■ To do ■
Copy out all the entries word for word.

★ ★ ★

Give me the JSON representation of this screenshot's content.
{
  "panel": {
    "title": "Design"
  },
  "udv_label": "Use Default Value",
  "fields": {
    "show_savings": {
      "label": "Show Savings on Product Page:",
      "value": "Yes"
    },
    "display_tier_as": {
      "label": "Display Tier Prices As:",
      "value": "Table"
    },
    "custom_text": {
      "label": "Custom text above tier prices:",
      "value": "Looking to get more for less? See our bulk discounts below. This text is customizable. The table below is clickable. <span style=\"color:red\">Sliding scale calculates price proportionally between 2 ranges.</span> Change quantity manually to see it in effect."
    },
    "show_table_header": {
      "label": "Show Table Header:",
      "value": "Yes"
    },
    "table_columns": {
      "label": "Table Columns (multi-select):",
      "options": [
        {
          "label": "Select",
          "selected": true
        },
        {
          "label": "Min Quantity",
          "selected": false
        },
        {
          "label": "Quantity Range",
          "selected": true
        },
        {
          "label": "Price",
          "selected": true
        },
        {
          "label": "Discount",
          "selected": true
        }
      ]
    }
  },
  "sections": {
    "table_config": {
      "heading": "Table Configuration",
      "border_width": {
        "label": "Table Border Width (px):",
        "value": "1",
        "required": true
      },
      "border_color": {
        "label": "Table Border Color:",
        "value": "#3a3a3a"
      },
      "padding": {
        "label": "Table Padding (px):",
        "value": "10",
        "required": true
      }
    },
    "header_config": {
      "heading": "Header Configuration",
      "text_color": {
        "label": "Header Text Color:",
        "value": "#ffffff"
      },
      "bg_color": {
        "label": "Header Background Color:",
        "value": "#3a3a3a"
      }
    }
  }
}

★ ★ ★

■ Exercise output ■
Give me the JSON representation of this screenshot's content.
{
  "panel": {
    "title": "Design"
  },
  "udv_label": "Use Default Value",
  "fields": {
    "show_savings": {
      "label": "Show Savings on Product Page:",
      "value": "Yes"
    },
    "display_tier_as": {
      "label": "Display Tier Prices As:",
      "value": "Table"
    },
    "custom_text": {
      "label": "Custom text above tier prices:",
      "value": "Looking to get more for less? See our bulk discounts below. This text is customizable. The table below is clickable. <span style=\"color:red\">Sliding scale calculates price proportionally between 2 ranges.</span> Change quantity manually to see it in effect."
    },
    "show_table_header": {
      "label": "Show Table Header:",
      "value": "Yes"
    },
    "table_columns": {
      "label": "Table Columns (multi-select):",
      "options": [
        {
          "label": "Select",
          "selected": true
        },
        {
          "label": "Min Quantity",
          "selected": false
        },
        {
          "label": "Quantity Range",
          "selected": true
        },
        {
          "label": "Price",
          "selected": true
        },
        {
          "label": "Discount",
          "selected": true
        }
      ]
    }
  },
  "sections": {
    "table_config": {
      "heading": "Table Configuration",
      "border_width": {
        "label": "Table Border Width (px):",
        "value": "1",
        "required": true
      },
      "border_color": {
        "label": "Table Border Color:",
        "value": "#3a3a3a"
      },
      "padding": {
        "label": "Table Padding (px):",
        "value": "10",
        "required": true
      }
    },
    "header_config": {
      "heading": "Header Configuration",
      "text_color": {
        "label": "Header Text Color:",
        "value": "#ffffff"
      },
      "bg_color": {
        "label": "Header Background Color:",
        "value": "#3a3a3a"
      }
    }
  }
}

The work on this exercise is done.